## Task instructions
Reproduce the items below verbatim, starting at the beginning of the items and ending at the line that contains "y-tick-label-0: 0 [64,318,71,332]", with both ends included.

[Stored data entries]
↓

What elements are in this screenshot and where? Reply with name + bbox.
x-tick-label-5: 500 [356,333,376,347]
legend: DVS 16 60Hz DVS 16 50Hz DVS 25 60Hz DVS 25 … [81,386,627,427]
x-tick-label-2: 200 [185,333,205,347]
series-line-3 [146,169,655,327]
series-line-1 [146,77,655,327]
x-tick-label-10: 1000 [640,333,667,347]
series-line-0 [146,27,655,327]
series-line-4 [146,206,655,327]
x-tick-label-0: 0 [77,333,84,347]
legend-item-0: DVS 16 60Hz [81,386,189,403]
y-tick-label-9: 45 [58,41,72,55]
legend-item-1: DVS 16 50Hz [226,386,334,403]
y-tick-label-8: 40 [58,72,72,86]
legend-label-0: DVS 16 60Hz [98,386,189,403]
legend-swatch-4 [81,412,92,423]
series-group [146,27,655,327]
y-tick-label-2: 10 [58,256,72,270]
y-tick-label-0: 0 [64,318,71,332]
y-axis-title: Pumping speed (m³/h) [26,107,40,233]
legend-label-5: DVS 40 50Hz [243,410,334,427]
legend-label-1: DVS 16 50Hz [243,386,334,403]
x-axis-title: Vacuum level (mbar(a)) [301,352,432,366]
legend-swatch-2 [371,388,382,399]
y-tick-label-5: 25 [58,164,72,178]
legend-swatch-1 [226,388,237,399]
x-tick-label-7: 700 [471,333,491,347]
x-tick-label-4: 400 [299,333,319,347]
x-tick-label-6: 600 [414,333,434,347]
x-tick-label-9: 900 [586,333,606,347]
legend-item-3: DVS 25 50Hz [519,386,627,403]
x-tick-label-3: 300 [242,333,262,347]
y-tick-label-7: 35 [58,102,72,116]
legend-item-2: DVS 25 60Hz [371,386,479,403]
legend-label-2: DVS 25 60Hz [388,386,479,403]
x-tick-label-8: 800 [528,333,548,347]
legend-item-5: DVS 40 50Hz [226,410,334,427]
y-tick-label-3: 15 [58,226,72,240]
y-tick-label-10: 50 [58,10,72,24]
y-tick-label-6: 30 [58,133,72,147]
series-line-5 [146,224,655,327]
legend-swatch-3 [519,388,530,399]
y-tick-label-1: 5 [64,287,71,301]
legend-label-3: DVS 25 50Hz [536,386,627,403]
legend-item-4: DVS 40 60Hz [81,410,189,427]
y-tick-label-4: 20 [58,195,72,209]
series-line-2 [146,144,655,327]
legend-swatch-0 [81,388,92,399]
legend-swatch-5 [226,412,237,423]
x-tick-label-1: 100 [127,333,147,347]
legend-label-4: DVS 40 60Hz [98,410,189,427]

↑

## Solution for this exercise
What elements are in this screenshot and where? Reply with name + bbox.
x-tick-label-5: 500 [356,333,376,347]
legend: DVS 16 60Hz DVS 16 50Hz DVS 25 60Hz DVS 25 … [81,386,627,427]
x-tick-label-2: 200 [185,333,205,347]
series-line-3 [146,169,655,327]
series-line-1 [146,77,655,327]
x-tick-label-10: 1000 [640,333,667,347]
series-line-0 [146,27,655,327]
series-line-4 [146,206,655,327]
x-tick-label-0: 0 [77,333,84,347]
legend-item-0: DVS 16 60Hz [81,386,189,403]
y-tick-label-9: 45 [58,41,72,55]
legend-item-1: DVS 16 50Hz [226,386,334,403]
y-tick-label-8: 40 [58,72,72,86]
legend-label-0: DVS 16 60Hz [98,386,189,403]
legend-swatch-4 [81,412,92,423]
series-group [146,27,655,327]
y-tick-label-2: 10 [58,256,72,270]
y-tick-label-0: 0 [64,318,71,332]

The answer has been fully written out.